Repeat the listing in full, word for word.
# # #
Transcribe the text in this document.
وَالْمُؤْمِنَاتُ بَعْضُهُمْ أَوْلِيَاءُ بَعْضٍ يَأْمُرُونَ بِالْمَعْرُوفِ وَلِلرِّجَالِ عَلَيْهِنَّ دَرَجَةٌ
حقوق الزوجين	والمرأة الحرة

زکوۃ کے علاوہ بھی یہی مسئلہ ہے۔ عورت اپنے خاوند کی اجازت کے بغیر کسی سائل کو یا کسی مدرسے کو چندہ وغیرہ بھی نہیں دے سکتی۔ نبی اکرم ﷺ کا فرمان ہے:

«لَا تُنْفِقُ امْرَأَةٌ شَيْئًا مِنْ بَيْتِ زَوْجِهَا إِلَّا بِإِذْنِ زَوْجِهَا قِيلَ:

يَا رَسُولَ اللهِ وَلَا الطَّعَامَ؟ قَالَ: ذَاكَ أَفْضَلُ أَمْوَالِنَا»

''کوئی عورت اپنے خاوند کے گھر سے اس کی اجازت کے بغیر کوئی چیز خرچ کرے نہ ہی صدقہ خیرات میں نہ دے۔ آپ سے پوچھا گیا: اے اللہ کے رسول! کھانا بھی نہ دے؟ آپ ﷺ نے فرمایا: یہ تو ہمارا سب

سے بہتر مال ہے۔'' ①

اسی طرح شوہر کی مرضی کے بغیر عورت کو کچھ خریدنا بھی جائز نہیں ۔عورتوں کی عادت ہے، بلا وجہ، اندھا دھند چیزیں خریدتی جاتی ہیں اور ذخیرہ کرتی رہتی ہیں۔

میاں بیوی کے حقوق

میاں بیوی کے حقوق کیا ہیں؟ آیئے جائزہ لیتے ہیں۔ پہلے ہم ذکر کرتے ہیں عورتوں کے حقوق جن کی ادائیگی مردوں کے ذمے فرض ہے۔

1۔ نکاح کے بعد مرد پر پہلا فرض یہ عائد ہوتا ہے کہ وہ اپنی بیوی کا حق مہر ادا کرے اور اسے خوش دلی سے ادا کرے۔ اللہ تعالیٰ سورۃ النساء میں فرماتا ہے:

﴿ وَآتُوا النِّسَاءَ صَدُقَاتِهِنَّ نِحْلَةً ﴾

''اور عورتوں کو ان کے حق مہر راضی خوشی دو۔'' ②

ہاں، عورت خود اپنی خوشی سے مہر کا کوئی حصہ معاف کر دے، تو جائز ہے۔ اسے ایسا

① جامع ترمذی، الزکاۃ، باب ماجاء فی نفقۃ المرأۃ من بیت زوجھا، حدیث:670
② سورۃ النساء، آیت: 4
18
# # #
Exercise output
Transcribe the text in this document.
وَالْمُؤْمِنَاتُ بَعْضُهُمْ أَوْلِيَاءُ بَعْضٍ يَأْمُرُونَ بِالْمَعْرُوفِ وَلِلرِّجَالِ عَلَيْهِنَّ دَرَجَةٌ
حقوق الزوجين	والمرأة الحرة

زکوۃ کے علاوہ بھی یہی مسئلہ ہے۔ عورت اپنے خاوند کی اجازت کے بغیر کسی سائل کو یا کسی مدرسے کو چندہ وغیرہ بھی نہیں دے سکتی۔ نبی اکرم ﷺ کا فرمان ہے:

«لَا تُنْفِقُ امْرَأَةٌ شَيْئًا مِنْ بَيْتِ زَوْجِهَا إِلَّا بِإِذْنِ زَوْجِهَا قِيلَ:

يَا رَسُولَ اللهِ وَلَا الطَّعَامَ؟ قَالَ: ذَاكَ أَفْضَلُ أَمْوَالِنَا»

''کوئی عورت اپنے خاوند کے گھر سے اس کی اجازت کے بغیر کوئی چیز خرچ کرے نہ ہی صدقہ خیرات میں نہ دے۔ آپ سے پوچھا گیا: اے اللہ کے رسول! کھانا بھی نہ دے؟ آپ ﷺ نے فرمایا: یہ تو ہمارا سب

سے بہتر مال ہے۔'' ①

اسی طرح شوہر کی مرضی کے بغیر عورت کو کچھ خریدنا بھی جائز نہیں ۔عورتوں کی عادت ہے، بلا وجہ، اندھا دھند چیزیں خریدتی جاتی ہیں اور ذخیرہ کرتی رہتی ہیں۔

میاں بیوی کے حقوق

میاں بیوی کے حقوق کیا ہیں؟ آیئے جائزہ لیتے ہیں۔ پہلے ہم ذکر کرتے ہیں عورتوں کے حقوق جن کی ادائیگی مردوں کے ذمے فرض ہے۔

1۔ نکاح کے بعد مرد پر پہلا فرض یہ عائد ہوتا ہے کہ وہ اپنی بیوی کا حق مہر ادا کرے اور اسے خوش دلی سے ادا کرے۔ اللہ تعالیٰ سورۃ النساء میں فرماتا ہے:

﴿ وَآتُوا النِّسَاءَ صَدُقَاتِهِنَّ نِحْلَةً ﴾

''اور عورتوں کو ان کے حق مہر راضی خوشی دو۔'' ②

ہاں، عورت خود اپنی خوشی سے مہر کا کوئی حصہ معاف کر دے، تو جائز ہے۔ اسے ایسا

① جامع ترمذی، الزکاۃ، باب ماجاء فی نفقۃ المرأۃ من بیت زوجھا، حدیث:670
② سورۃ النساء، آیت: 4
18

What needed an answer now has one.